• [Problem description] Only the pictures are left out: repeat the rest of the entries exactly.

** START Source material **

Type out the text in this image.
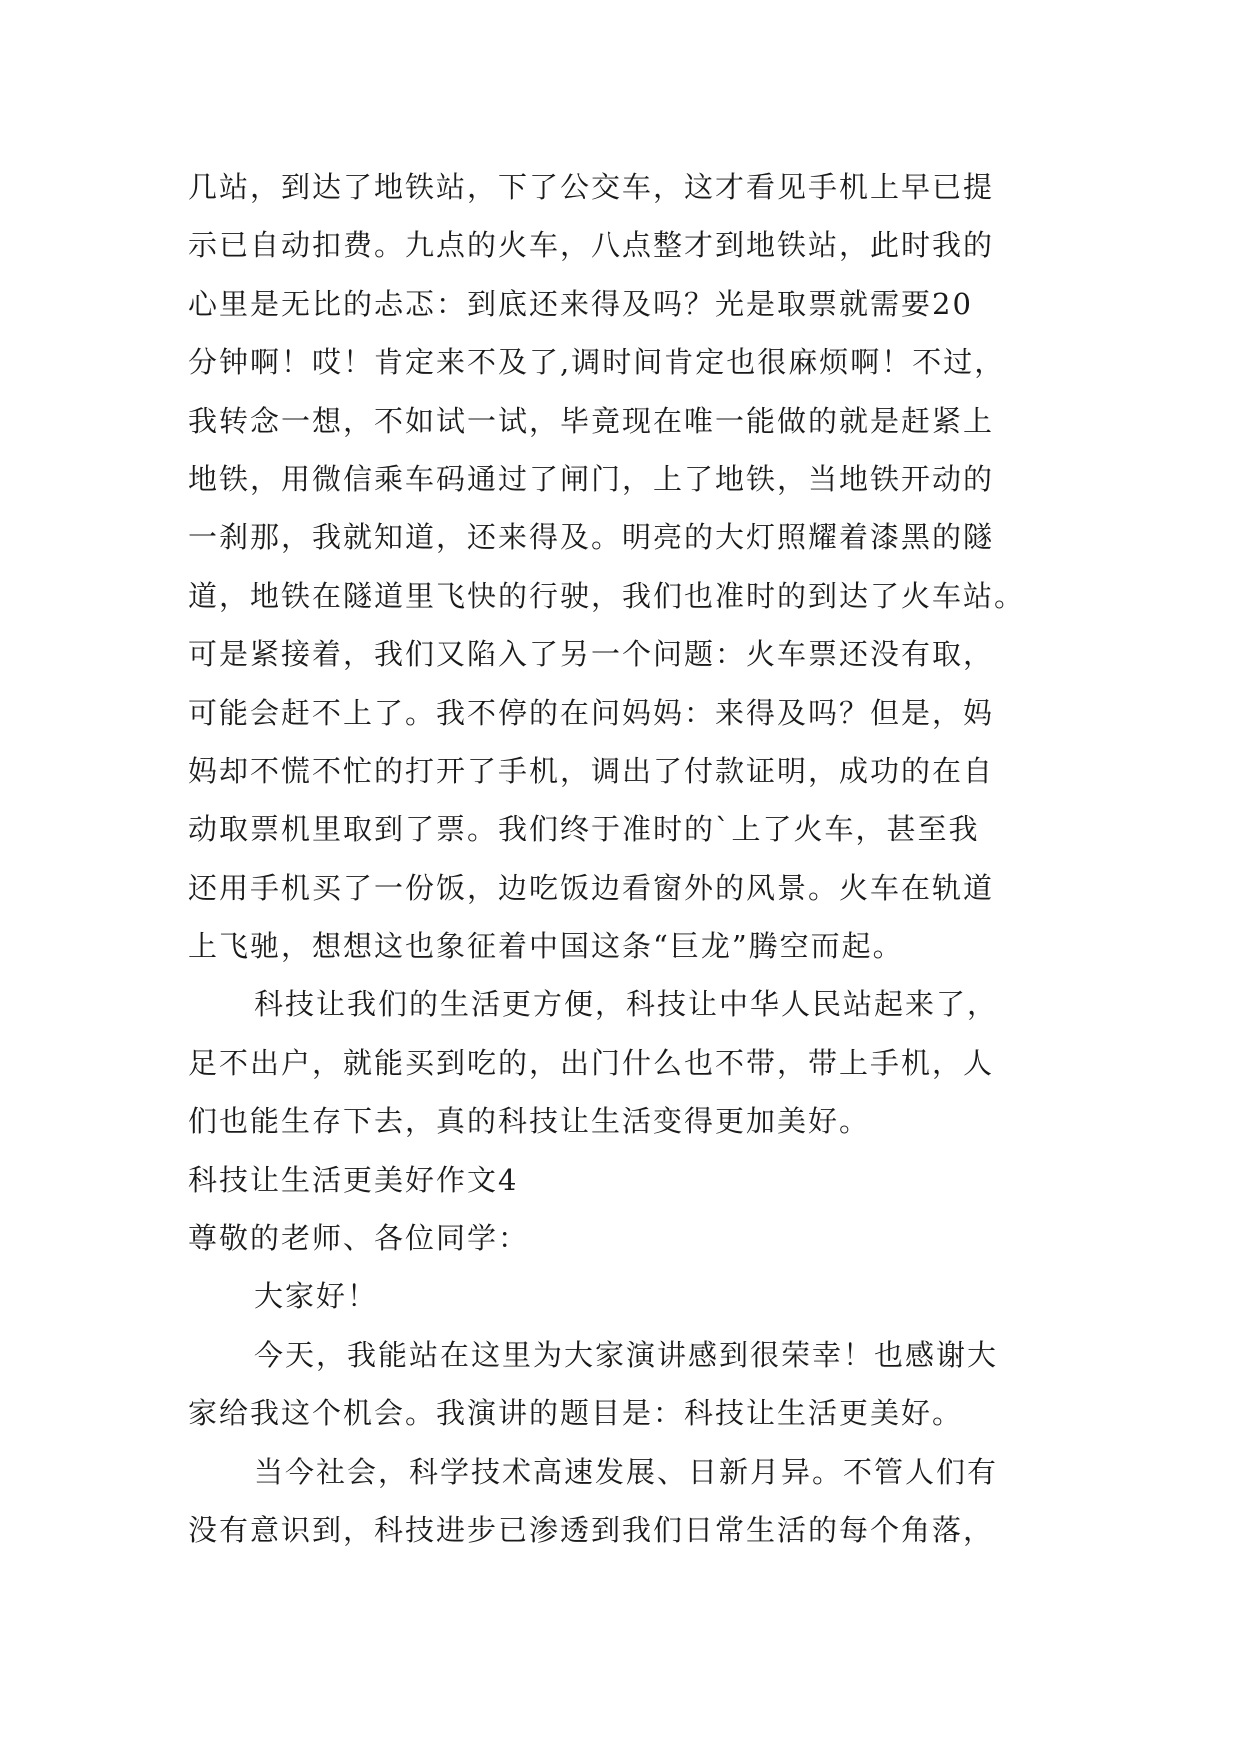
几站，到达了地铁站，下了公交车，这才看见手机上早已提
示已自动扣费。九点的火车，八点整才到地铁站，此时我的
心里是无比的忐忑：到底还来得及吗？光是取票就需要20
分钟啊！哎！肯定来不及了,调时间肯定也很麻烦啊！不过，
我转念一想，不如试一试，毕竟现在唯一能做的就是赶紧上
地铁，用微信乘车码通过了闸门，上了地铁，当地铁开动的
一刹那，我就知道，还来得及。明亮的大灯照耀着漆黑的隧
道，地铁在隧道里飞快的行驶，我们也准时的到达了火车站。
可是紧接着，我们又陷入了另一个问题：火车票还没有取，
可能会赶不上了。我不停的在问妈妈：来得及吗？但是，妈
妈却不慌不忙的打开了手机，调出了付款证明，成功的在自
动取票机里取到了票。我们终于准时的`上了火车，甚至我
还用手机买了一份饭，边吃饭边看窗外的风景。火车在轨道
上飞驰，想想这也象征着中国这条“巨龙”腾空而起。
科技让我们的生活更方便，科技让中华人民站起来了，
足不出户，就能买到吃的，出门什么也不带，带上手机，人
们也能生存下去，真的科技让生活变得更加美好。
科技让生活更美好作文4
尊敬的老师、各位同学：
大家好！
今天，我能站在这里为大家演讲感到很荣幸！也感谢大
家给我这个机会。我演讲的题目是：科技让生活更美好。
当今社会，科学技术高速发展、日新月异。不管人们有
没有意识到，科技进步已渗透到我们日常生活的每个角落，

** END Source material **

• [Final result]
Type out the text in this image.
几站，到达了地铁站，下了公交车，这才看见手机上早已提
示已自动扣费。九点的火车，八点整才到地铁站，此时我的
心里是无比的忐忑：到底还来得及吗？光是取票就需要20
分钟啊！哎！肯定来不及了,调时间肯定也很麻烦啊！不过，
我转念一想，不如试一试，毕竟现在唯一能做的就是赶紧上
地铁，用微信乘车码通过了闸门，上了地铁，当地铁开动的
一刹那，我就知道，还来得及。明亮的大灯照耀着漆黑的隧
道，地铁在隧道里飞快的行驶，我们也准时的到达了火车站。
可是紧接着，我们又陷入了另一个问题：火车票还没有取，
可能会赶不上了。我不停的在问妈妈：来得及吗？但是，妈
妈却不慌不忙的打开了手机，调出了付款证明，成功的在自
动取票机里取到了票。我们终于准时的`上了火车，甚至我
还用手机买了一份饭，边吃饭边看窗外的风景。火车在轨道
上飞驰，想想这也象征着中国这条“巨龙”腾空而起。
科技让我们的生活更方便，科技让中华人民站起来了，
足不出户，就能买到吃的，出门什么也不带，带上手机，人
们也能生存下去，真的科技让生活变得更加美好。
科技让生活更美好作文4
尊敬的老师、各位同学：
大家好！
今天，我能站在这里为大家演讲感到很荣幸！也感谢大
家给我这个机会。我演讲的题目是：科技让生活更美好。
当今社会，科学技术高速发展、日新月异。不管人们有
没有意识到，科技进步已渗透到我们日常生活的每个角落，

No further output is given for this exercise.